Go through the data below line by line and count those containing the word "Mississippi". Reply with the count only.

:::::

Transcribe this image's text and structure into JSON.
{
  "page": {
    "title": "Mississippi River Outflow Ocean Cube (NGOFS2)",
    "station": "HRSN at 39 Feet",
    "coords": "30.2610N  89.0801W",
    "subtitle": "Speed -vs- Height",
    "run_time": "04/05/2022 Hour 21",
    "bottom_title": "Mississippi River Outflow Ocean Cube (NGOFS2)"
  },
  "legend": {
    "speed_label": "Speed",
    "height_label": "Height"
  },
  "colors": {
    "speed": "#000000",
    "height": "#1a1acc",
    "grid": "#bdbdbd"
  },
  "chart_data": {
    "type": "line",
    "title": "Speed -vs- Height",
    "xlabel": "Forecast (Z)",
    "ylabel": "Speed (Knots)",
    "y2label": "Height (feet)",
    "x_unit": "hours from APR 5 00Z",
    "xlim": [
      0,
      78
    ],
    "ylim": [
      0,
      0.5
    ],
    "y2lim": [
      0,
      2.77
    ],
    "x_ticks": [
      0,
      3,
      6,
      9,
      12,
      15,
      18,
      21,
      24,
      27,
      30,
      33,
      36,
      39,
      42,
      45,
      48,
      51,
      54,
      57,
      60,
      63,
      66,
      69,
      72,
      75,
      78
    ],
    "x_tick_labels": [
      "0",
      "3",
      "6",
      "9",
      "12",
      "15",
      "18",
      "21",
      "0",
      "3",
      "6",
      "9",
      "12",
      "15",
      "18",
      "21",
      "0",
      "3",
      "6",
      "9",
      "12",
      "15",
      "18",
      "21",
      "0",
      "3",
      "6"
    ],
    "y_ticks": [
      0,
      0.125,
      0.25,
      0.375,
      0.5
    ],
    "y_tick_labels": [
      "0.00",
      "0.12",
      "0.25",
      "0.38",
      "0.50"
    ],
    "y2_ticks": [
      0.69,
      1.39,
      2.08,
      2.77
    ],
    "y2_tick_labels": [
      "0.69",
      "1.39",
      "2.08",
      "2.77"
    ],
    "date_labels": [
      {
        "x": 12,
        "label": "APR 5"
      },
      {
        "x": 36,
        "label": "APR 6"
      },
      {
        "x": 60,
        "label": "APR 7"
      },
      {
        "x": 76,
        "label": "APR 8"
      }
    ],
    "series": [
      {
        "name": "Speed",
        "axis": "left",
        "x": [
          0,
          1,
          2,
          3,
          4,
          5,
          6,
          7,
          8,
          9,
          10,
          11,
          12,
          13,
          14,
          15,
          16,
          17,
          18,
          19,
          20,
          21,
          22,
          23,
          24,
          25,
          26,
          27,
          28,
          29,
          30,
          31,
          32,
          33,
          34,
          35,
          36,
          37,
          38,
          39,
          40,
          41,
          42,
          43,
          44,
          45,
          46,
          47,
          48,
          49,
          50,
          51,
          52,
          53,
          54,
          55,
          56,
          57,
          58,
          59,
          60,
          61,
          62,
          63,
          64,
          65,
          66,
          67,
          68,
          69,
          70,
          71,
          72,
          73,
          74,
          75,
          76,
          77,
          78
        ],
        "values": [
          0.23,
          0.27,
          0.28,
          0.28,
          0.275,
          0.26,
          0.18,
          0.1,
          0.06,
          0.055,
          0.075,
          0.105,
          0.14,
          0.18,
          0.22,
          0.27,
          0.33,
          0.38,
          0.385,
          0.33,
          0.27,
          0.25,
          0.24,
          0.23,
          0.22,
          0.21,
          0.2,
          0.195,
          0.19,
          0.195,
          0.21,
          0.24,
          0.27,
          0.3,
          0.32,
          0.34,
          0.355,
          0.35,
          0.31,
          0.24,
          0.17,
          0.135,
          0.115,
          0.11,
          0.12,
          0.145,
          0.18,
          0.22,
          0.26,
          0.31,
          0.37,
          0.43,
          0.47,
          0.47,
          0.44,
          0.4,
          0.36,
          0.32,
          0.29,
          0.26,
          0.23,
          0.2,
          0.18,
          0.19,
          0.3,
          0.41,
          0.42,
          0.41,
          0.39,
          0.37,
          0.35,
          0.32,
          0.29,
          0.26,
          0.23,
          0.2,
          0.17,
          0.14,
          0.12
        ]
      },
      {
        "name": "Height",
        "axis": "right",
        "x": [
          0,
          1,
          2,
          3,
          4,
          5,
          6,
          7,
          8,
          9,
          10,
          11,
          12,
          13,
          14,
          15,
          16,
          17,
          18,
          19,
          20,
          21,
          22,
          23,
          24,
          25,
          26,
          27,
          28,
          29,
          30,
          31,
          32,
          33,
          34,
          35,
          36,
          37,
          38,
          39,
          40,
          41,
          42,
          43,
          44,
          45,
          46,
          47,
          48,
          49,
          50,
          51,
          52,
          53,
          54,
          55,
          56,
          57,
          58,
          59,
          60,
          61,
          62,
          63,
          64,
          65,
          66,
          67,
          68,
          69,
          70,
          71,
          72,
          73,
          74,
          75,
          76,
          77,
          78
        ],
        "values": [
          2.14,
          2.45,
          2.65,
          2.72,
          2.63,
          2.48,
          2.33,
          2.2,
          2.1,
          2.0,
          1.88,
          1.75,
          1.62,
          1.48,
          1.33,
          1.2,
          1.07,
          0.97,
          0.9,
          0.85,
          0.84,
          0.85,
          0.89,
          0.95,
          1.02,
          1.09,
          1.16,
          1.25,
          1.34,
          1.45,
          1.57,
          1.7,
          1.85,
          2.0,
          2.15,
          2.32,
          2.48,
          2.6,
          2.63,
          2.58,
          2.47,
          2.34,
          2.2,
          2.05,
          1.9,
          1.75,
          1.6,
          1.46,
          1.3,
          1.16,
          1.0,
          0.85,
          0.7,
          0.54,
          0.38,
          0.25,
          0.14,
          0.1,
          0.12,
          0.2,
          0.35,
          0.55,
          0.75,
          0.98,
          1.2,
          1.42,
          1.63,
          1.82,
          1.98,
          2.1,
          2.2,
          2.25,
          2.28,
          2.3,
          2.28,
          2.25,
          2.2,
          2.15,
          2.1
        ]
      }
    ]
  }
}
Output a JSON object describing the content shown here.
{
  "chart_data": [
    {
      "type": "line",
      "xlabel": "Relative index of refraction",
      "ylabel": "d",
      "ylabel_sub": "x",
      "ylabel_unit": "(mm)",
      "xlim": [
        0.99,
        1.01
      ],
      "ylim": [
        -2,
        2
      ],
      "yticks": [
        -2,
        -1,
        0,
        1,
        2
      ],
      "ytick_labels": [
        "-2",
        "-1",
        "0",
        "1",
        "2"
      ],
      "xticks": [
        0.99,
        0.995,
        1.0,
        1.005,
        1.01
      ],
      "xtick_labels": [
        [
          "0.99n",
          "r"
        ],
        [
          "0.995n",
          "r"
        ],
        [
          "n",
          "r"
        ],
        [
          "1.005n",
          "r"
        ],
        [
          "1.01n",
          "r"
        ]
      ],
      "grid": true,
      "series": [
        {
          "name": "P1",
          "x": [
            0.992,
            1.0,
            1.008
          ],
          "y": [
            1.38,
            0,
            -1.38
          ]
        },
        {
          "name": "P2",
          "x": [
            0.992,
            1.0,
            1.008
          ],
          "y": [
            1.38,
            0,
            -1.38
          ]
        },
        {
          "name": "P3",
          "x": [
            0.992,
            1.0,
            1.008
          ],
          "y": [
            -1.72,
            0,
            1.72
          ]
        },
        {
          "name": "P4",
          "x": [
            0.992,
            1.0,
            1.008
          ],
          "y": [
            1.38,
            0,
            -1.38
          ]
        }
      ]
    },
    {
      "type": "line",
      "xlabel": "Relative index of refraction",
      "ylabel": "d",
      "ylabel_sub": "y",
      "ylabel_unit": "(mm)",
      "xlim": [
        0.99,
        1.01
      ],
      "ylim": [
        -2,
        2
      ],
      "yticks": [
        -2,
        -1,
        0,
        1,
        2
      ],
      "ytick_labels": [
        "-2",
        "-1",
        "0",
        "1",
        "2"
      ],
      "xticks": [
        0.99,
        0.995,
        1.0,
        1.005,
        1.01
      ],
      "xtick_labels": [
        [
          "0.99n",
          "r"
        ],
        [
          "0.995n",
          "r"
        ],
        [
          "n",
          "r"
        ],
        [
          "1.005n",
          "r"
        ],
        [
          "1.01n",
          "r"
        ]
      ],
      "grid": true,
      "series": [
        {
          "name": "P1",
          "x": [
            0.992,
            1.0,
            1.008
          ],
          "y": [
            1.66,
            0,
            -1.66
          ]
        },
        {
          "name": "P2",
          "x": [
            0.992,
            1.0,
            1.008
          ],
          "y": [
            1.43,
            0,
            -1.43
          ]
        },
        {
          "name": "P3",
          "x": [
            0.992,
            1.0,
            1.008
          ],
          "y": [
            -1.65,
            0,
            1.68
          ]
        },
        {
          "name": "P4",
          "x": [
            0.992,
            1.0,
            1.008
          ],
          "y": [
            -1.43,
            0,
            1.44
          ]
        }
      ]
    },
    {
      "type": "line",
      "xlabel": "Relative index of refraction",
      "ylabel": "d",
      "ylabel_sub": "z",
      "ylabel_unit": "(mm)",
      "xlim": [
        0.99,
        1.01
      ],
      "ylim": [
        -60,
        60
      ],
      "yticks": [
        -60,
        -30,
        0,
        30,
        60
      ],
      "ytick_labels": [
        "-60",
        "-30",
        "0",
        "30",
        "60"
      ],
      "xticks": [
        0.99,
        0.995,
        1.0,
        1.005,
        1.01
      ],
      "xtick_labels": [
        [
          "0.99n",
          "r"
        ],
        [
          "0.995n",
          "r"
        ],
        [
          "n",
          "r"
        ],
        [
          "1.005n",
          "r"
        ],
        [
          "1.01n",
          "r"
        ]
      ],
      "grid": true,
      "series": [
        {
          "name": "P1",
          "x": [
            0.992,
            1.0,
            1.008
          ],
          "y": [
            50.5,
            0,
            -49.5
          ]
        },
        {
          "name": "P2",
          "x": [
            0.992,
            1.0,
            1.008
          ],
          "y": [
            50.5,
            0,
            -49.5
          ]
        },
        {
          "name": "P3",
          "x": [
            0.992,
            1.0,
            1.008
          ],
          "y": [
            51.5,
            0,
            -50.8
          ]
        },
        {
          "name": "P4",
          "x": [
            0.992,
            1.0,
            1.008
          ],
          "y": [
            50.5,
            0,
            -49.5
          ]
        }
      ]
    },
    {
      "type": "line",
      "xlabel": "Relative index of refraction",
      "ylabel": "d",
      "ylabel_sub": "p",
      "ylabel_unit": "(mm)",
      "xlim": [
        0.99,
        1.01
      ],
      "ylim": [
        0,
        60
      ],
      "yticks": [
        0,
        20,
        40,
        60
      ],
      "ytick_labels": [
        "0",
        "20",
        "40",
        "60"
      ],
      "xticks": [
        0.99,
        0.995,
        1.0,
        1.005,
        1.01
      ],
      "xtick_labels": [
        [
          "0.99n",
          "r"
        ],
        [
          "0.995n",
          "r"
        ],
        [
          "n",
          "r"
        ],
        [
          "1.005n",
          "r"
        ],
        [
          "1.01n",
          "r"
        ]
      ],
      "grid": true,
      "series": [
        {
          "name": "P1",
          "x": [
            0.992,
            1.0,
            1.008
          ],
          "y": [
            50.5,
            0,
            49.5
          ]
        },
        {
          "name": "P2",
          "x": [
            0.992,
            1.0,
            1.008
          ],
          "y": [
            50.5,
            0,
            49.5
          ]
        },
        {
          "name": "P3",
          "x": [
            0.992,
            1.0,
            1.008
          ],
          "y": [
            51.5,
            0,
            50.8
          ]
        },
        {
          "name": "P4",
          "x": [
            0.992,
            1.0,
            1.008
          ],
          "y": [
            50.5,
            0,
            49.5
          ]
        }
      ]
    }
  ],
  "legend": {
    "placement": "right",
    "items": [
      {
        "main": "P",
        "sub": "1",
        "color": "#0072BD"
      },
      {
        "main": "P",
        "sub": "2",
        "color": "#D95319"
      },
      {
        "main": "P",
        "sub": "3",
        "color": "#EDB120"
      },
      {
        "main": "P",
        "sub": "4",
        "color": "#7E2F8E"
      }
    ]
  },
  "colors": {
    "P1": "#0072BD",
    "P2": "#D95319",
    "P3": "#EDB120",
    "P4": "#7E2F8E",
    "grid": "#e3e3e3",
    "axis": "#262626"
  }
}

:::::

> THE REPLY: 2